[Dataset items]
- - -

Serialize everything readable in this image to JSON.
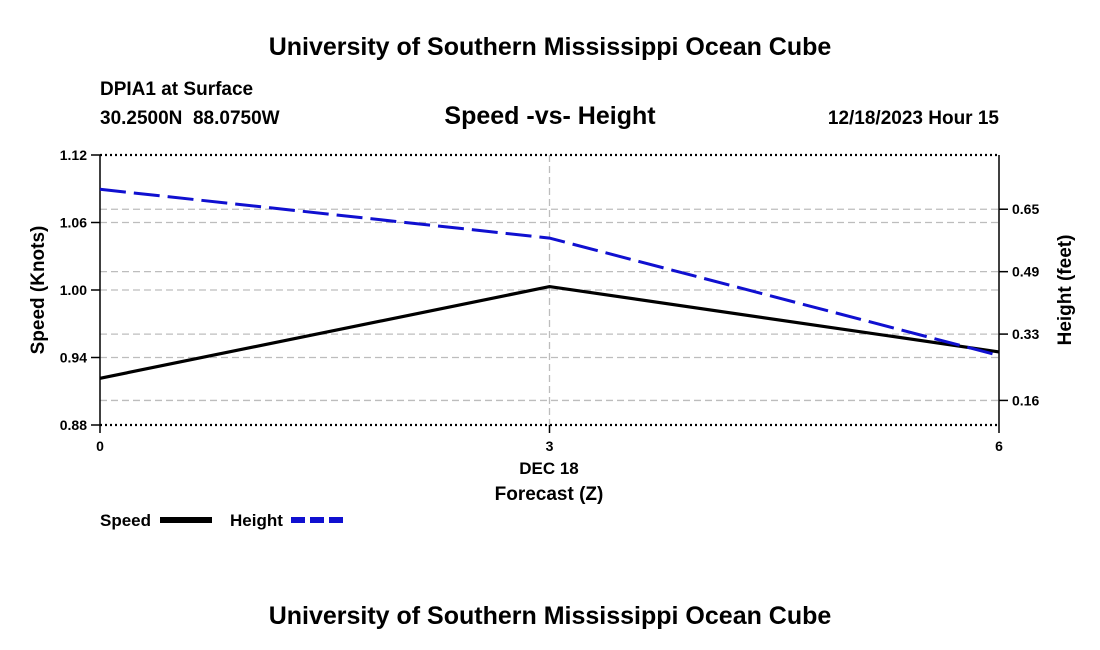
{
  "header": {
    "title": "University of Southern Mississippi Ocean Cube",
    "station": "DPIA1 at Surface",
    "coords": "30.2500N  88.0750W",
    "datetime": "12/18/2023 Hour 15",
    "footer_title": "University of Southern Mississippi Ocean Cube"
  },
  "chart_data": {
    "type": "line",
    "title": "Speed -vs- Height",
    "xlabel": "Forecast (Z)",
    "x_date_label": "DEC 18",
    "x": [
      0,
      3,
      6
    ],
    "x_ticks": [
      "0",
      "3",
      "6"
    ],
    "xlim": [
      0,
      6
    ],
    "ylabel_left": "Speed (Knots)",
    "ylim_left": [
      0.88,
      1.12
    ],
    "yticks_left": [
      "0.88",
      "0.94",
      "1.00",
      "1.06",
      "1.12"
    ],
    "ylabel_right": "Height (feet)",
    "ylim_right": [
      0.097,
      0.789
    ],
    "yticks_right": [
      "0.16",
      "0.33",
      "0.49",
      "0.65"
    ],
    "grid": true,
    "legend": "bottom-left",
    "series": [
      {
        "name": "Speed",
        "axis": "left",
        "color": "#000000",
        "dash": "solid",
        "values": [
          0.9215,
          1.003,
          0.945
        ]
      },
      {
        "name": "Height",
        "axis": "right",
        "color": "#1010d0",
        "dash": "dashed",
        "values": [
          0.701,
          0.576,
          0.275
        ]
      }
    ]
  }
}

- - -

Reproduce all the entries that precede this task, word for word, minus any pictures.

*Written response*:
Serialize everything readable in this image to JSON.
{
  "header": {
    "title": "University of Southern Mississippi Ocean Cube",
    "station": "DPIA1 at Surface",
    "coords": "30.2500N  88.0750W",
    "datetime": "12/18/2023 Hour 15",
    "footer_title": "University of Southern Mississippi Ocean Cube"
  },
  "chart_data": {
    "type": "line",
    "title": "Speed -vs- Height",
    "xlabel": "Forecast (Z)",
    "x_date_label": "DEC 18",
    "x": [
      0,
      3,
      6
    ],
    "x_ticks": [
      "0",
      "3",
      "6"
    ],
    "xlim": [
      0,
      6
    ],
    "ylabel_left": "Speed (Knots)",
    "ylim_left": [
      0.88,
      1.12
    ],
    "yticks_left": [
      "0.88",
      "0.94",
      "1.00",
      "1.06",
      "1.12"
    ],
    "ylabel_right": "Height (feet)",
    "ylim_right": [
      0.097,
      0.789
    ],
    "yticks_right": [
      "0.16",
      "0.33",
      "0.49",
      "0.65"
    ],
    "grid": true,
    "legend": "bottom-left",
    "series": [
      {
        "name": "Speed",
        "axis": "left",
        "color": "#000000",
        "dash": "solid",
        "values": [
          0.9215,
          1.003,
          0.945
        ]
      },
      {
        "name": "Height",
        "axis": "right",
        "color": "#1010d0",
        "dash": "dashed",
        "values": [
          0.701,
          0.576,
          0.275
        ]
      }
    ]
  }
}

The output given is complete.